◆ **To be done**
Retype each line of the material exactly, please, skipping any picture in it.
==== Records shown
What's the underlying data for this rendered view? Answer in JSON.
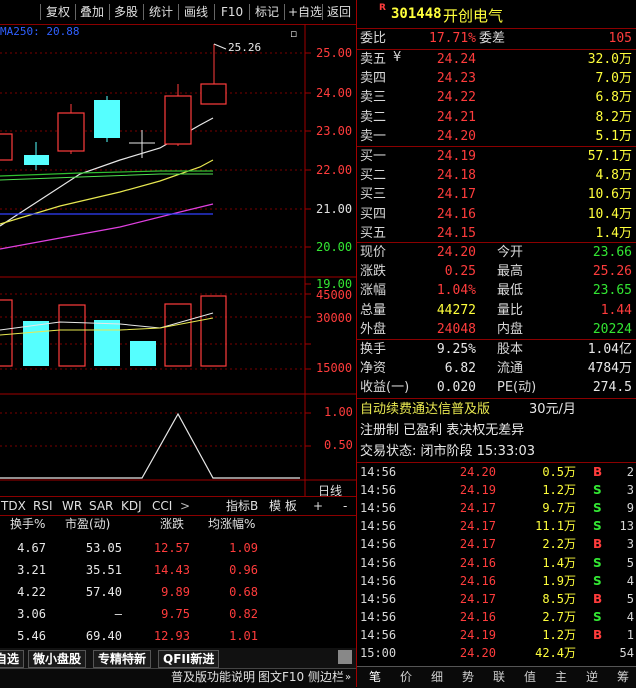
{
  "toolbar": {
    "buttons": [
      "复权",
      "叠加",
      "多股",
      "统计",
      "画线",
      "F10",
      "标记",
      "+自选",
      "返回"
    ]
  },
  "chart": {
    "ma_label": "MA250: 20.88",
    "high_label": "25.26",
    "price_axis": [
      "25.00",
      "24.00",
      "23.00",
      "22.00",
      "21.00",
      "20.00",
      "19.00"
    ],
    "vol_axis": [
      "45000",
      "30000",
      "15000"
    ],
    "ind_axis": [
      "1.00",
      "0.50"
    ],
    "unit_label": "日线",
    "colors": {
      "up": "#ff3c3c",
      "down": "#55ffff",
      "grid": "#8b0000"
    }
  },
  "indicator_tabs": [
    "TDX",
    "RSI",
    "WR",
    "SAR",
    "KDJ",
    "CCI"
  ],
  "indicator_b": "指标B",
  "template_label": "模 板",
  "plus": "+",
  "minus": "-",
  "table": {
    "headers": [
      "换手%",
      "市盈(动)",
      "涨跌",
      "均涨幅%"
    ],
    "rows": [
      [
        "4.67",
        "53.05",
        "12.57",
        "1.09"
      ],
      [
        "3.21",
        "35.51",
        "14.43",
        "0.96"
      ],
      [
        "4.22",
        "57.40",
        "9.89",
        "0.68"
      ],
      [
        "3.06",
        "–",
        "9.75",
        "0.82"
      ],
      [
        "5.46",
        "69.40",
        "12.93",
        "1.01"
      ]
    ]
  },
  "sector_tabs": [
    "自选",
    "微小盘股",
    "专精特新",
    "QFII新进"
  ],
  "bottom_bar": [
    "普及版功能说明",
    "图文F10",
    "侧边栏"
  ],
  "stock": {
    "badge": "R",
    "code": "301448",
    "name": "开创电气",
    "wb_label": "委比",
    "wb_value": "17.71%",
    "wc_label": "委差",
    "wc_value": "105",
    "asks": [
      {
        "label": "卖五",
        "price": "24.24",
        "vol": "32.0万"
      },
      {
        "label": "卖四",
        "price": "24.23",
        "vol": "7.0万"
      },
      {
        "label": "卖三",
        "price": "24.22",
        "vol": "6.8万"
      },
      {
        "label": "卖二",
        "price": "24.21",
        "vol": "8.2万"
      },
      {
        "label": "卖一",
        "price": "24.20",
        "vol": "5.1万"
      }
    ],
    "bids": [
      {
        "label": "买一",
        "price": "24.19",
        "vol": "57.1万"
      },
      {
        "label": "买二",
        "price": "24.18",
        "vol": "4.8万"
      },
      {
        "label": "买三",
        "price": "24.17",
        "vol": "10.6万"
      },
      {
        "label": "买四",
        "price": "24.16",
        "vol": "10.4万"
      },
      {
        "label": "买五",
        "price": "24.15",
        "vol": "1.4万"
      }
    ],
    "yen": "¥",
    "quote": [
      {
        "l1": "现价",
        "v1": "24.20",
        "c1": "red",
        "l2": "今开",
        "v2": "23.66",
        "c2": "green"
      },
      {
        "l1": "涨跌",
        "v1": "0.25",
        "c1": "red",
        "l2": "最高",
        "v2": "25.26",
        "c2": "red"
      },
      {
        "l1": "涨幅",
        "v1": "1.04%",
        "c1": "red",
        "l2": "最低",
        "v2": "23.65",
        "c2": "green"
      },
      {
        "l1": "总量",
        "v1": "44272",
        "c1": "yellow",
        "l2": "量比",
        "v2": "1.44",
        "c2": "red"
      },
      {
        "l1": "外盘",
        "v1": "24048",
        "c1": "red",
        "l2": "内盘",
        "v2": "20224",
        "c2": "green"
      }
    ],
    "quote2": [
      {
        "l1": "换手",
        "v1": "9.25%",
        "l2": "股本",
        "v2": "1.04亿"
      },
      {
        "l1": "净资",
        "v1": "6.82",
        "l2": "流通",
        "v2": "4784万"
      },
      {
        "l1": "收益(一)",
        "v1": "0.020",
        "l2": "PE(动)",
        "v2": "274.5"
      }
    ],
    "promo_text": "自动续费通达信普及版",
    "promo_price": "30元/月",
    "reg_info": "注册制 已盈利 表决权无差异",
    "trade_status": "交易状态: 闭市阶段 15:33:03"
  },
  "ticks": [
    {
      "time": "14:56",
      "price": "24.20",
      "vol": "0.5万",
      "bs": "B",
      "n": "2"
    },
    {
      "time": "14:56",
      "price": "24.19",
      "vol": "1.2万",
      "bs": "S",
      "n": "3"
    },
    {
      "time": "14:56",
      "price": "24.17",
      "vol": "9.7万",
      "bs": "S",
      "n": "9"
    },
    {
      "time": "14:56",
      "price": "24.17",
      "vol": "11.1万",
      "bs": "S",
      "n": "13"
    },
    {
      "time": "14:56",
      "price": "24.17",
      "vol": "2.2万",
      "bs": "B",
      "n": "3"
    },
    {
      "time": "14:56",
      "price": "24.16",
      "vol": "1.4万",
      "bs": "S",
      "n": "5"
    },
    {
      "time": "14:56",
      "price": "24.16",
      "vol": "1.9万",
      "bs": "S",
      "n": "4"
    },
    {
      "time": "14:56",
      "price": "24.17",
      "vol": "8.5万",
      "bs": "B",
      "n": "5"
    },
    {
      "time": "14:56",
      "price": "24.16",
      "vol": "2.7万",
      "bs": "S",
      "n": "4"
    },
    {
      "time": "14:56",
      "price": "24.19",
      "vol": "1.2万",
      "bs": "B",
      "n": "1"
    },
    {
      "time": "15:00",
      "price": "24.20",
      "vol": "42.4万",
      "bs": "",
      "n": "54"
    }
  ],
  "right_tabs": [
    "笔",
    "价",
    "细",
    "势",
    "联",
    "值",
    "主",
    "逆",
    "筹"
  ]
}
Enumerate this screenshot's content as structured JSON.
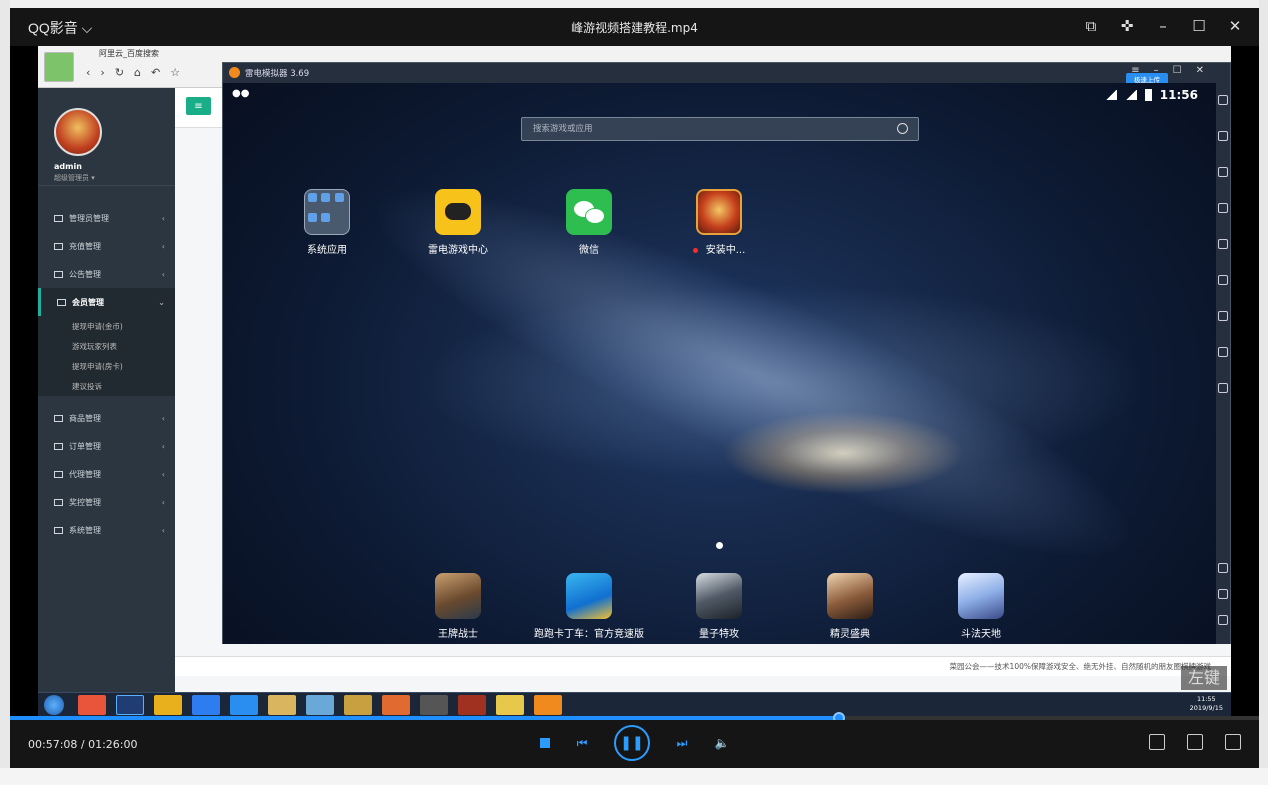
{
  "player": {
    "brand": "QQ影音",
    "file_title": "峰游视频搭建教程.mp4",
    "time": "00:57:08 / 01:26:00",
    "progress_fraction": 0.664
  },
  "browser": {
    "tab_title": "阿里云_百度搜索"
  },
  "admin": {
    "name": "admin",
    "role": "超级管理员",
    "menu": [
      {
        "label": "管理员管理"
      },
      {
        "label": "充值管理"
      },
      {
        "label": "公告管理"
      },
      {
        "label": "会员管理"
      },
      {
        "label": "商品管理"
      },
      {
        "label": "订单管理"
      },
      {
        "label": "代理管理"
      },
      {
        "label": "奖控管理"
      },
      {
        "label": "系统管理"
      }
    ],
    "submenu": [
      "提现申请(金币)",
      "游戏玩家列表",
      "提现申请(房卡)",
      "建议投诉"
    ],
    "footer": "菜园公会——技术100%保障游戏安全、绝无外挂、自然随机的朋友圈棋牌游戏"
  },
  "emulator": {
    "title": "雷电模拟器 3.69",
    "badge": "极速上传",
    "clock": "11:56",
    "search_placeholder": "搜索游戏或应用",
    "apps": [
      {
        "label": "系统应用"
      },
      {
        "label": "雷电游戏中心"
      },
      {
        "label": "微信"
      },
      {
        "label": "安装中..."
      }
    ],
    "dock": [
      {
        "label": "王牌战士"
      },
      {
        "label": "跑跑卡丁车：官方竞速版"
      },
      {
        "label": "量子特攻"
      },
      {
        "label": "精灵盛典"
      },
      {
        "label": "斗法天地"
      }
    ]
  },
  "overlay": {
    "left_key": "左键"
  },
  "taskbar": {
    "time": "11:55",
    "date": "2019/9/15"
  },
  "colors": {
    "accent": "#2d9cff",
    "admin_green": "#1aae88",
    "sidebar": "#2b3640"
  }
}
========
◆ **Output**
What's the underlying data for this rendered view? Answer in JSON.
{
  "toolbar": {
    "buttons": [
      "复权",
      "叠加",
      "多股",
      "统计",
      "画线",
      "F10",
      "标记",
      "+自选",
      "返回"
    ]
  },
  "chart": {
    "ma_label": "MA250: 20.88",
    "high_label": "25.26",
    "price_axis": [
      "25.00",
      "24.00",
      "23.00",
      "22.00",
      "21.00",
      "20.00",
      "19.00"
    ],
    "vol_axis": [
      "45000",
      "30000",
      "15000"
    ],
    "ind_axis": [
      "1.00",
      "0.50"
    ],
    "unit_label": "日线",
    "colors": {
      "up": "#ff3c3c",
      "down": "#55ffff",
      "grid": "#8b0000"
    }
  },
  "indicator_tabs": [
    "TDX",
    "RSI",
    "WR",
    "SAR",
    "KDJ",
    "CCI"
  ],
  "indicator_b": "指标B",
  "template_label": "模 板",
  "plus": "+",
  "minus": "-",
  "table": {
    "headers": [
      "换手%",
      "市盈(动)",
      "涨跌",
      "均涨幅%"
    ],
    "rows": [
      [
        "4.67",
        "53.05",
        "12.57",
        "1.09"
      ],
      [
        "3.21",
        "35.51",
        "14.43",
        "0.96"
      ],
      [
        "4.22",
        "57.40",
        "9.89",
        "0.68"
      ],
      [
        "3.06",
        "–",
        "9.75",
        "0.82"
      ],
      [
        "5.46",
        "69.40",
        "12.93",
        "1.01"
      ]
    ]
  },
  "sector_tabs": [
    "自选",
    "微小盘股",
    "专精特新",
    "QFII新进"
  ],
  "bottom_bar": [
    "普及版功能说明",
    "图文F10",
    "侧边栏"
  ],
  "stock": {
    "badge": "R",
    "code": "301448",
    "name": "开创电气",
    "wb_label": "委比",
    "wb_value": "17.71%",
    "wc_label": "委差",
    "wc_value": "105",
    "asks": [
      {
        "label": "卖五",
        "price": "24.24",
        "vol": "32.0万"
      },
      {
        "label": "卖四",
        "price": "24.23",
        "vol": "7.0万"
      },
      {
        "label": "卖三",
        "price": "24.22",
        "vol": "6.8万"
      },
      {
        "label": "卖二",
        "price": "24.21",
        "vol": "8.2万"
      },
      {
        "label": "卖一",
        "price": "24.20",
        "vol": "5.1万"
      }
    ],
    "bids": [
      {
        "label": "买一",
        "price": "24.19",
        "vol": "57.1万"
      },
      {
        "label": "买二",
        "price": "24.18",
        "vol": "4.8万"
      },
      {
        "label": "买三",
        "price": "24.17",
        "vol": "10.6万"
      },
      {
        "label": "买四",
        "price": "24.16",
        "vol": "10.4万"
      },
      {
        "label": "买五",
        "price": "24.15",
        "vol": "1.4万"
      }
    ],
    "yen": "¥",
    "quote": [
      {
        "l1": "现价",
        "v1": "24.20",
        "c1": "red",
        "l2": "今开",
        "v2": "23.66",
        "c2": "green"
      },
      {
        "l1": "涨跌",
        "v1": "0.25",
        "c1": "red",
        "l2": "最高",
        "v2": "25.26",
        "c2": "red"
      },
      {
        "l1": "涨幅",
        "v1": "1.04%",
        "c1": "red",
        "l2": "最低",
        "v2": "23.65",
        "c2": "green"
      },
      {
        "l1": "总量",
        "v1": "44272",
        "c1": "yellow",
        "l2": "量比",
        "v2": "1.44",
        "c2": "red"
      },
      {
        "l1": "外盘",
        "v1": "24048",
        "c1": "red",
        "l2": "内盘",
        "v2": "20224",
        "c2": "green"
      }
    ],
    "quote2": [
      {
        "l1": "换手",
        "v1": "9.25%",
        "l2": "股本",
        "v2": "1.04亿"
      },
      {
        "l1": "净资",
        "v1": "6.82",
        "l2": "流通",
        "v2": "4784万"
      },
      {
        "l1": "收益(一)",
        "v1": "0.020",
        "l2": "PE(动)",
        "v2": "274.5"
      }
    ],
    "promo_text": "自动续费通达信普及版",
    "promo_price": "30元/月",
    "reg_info": "注册制 已盈利 表决权无差异",
    "trade_status": "交易状态: 闭市阶段 15:33:03"
  },
  "ticks": [
    {
      "time": "14:56",
      "price": "24.20",
      "vol": "0.5万",
      "bs": "B",
      "n": "2"
    },
    {
      "time": "14:56",
      "price": "24.19",
      "vol": "1.2万",
      "bs": "S",
      "n": "3"
    },
    {
      "time": "14:56",
      "price": "24.17",
      "vol": "9.7万",
      "bs": "S",
      "n": "9"
    },
    {
      "time": "14:56",
      "price": "24.17",
      "vol": "11.1万",
      "bs": "S",
      "n": "13"
    },
    {
      "time": "14:56",
      "price": "24.17",
      "vol": "2.2万",
      "bs": "B",
      "n": "3"
    },
    {
      "time": "14:56",
      "price": "24.16",
      "vol": "1.4万",
      "bs": "S",
      "n": "5"
    },
    {
      "time": "14:56",
      "price": "24.16",
      "vol": "1.9万",
      "bs": "S",
      "n": "4"
    },
    {
      "time": "14:56",
      "price": "24.17",
      "vol": "8.5万",
      "bs": "B",
      "n": "5"
    },
    {
      "time": "14:56",
      "price": "24.16",
      "vol": "2.7万",
      "bs": "S",
      "n": "4"
    },
    {
      "time": "14:56",
      "price": "24.19",
      "vol": "1.2万",
      "bs": "B",
      "n": "1"
    },
    {
      "time": "15:00",
      "price": "24.20",
      "vol": "42.4万",
      "bs": "",
      "n": "54"
    }
  ],
  "right_tabs": [
    "笔",
    "价",
    "细",
    "势",
    "联",
    "值",
    "主",
    "逆",
    "筹"
  ]
}
Enumerate this screenshot's content as structured JSON.
{
  "player": {
    "brand": "QQ影音",
    "file_title": "峰游视频搭建教程.mp4",
    "time": "00:57:08 / 01:26:00",
    "progress_fraction": 0.664
  },
  "browser": {
    "tab_title": "阿里云_百度搜索"
  },
  "admin": {
    "name": "admin",
    "role": "超级管理员",
    "menu": [
      {
        "label": "管理员管理"
      },
      {
        "label": "充值管理"
      },
      {
        "label": "公告管理"
      },
      {
        "label": "会员管理"
      },
      {
        "label": "商品管理"
      },
      {
        "label": "订单管理"
      },
      {
        "label": "代理管理"
      },
      {
        "label": "奖控管理"
      },
      {
        "label": "系统管理"
      }
    ],
    "submenu": [
      "提现申请(金币)",
      "游戏玩家列表",
      "提现申请(房卡)",
      "建议投诉"
    ],
    "footer": "菜园公会——技术100%保障游戏安全、绝无外挂、自然随机的朋友圈棋牌游戏"
  },
  "emulator": {
    "title": "雷电模拟器 3.69",
    "badge": "极速上传",
    "clock": "11:56",
    "search_placeholder": "搜索游戏或应用",
    "apps": [
      {
        "label": "系统应用"
      },
      {
        "label": "雷电游戏中心"
      },
      {
        "label": "微信"
      },
      {
        "label": "安装中..."
      }
    ],
    "dock": [
      {
        "label": "王牌战士"
      },
      {
        "label": "跑跑卡丁车：官方竞速版"
      },
      {
        "label": "量子特攻"
      },
      {
        "label": "精灵盛典"
      },
      {
        "label": "斗法天地"
      }
    ]
  },
  "overlay": {
    "left_key": "左键"
  },
  "taskbar": {
    "time": "11:55",
    "date": "2019/9/15"
  },
  "colors": {
    "accent": "#2d9cff",
    "admin_green": "#1aae88",
    "sidebar": "#2b3640"
  }
}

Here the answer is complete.